# SET TASK
Pull out every line below that contains the word "получения".
>> BEGIN
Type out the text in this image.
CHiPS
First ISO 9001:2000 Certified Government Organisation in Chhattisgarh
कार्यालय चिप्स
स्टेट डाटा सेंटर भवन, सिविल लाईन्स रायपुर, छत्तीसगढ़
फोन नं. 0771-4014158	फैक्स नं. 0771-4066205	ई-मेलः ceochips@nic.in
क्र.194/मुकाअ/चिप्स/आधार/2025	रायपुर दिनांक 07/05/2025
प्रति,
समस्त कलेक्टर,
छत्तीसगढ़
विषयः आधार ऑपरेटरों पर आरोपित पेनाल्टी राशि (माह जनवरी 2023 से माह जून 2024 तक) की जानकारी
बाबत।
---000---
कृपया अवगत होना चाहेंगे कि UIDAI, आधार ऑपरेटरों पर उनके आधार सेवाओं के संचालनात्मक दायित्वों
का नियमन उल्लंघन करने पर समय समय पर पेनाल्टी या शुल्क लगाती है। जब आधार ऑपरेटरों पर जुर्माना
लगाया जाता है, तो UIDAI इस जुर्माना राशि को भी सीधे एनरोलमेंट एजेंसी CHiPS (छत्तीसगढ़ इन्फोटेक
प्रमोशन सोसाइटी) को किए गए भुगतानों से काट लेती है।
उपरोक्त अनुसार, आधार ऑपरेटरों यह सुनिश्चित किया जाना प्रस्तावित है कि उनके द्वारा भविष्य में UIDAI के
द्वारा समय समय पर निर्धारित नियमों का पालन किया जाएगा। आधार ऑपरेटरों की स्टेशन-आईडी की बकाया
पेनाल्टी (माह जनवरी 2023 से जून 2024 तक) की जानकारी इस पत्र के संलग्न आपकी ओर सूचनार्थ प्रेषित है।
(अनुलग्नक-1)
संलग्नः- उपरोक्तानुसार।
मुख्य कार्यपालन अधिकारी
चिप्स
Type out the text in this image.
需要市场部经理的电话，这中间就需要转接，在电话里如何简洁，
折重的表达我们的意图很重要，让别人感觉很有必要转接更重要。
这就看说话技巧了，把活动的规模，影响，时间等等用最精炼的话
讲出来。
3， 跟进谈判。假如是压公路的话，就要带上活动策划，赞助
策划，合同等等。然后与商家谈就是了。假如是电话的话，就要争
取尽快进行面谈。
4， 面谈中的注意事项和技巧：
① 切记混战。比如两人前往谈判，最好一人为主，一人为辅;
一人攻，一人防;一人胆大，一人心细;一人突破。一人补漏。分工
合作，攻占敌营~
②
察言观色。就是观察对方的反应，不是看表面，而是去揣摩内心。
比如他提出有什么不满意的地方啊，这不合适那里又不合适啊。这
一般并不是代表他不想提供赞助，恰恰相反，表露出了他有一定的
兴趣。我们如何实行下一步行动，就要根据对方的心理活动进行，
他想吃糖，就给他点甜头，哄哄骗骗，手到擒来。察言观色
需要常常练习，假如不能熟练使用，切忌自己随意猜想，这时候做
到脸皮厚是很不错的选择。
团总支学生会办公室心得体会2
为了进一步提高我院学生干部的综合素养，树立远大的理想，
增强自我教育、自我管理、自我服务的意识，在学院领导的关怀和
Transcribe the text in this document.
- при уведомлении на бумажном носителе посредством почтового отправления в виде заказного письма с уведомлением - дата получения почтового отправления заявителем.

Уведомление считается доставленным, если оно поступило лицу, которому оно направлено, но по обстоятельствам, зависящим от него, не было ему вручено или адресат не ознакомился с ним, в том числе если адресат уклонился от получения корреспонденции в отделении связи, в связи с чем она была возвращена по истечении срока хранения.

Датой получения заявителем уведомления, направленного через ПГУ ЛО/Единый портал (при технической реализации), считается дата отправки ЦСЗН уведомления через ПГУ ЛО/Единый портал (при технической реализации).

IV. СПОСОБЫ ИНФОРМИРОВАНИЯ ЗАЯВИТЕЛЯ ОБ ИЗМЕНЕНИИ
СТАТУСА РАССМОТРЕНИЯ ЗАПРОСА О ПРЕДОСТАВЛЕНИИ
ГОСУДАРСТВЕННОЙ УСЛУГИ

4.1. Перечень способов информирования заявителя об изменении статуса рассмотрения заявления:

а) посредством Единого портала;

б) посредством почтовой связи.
>> END
# EXPECTED ANSWER
- при уведомлении на бумажном носителе посредством почтового отправления в виде заказного письма с уведомлением - дата получения почтового отправления заявителем.
Уведомление считается доставленным, если оно поступило лицу, которому оно направлено, но по обстоятельствам, зависящим от него, не было ему вручено или адресат не ознакомился с ним, в том числе если адресат уклонился от получения корреспонденции в отделении связи, в связи с чем она была возвращена по истечении срока хранения.
Датой получения заявителем уведомления, направленного через ПГУ ЛО/Единый портал (при технической реализации), считается дата отправки ЦСЗН уведомления через ПГУ ЛО/Единый портал (при технической реализации).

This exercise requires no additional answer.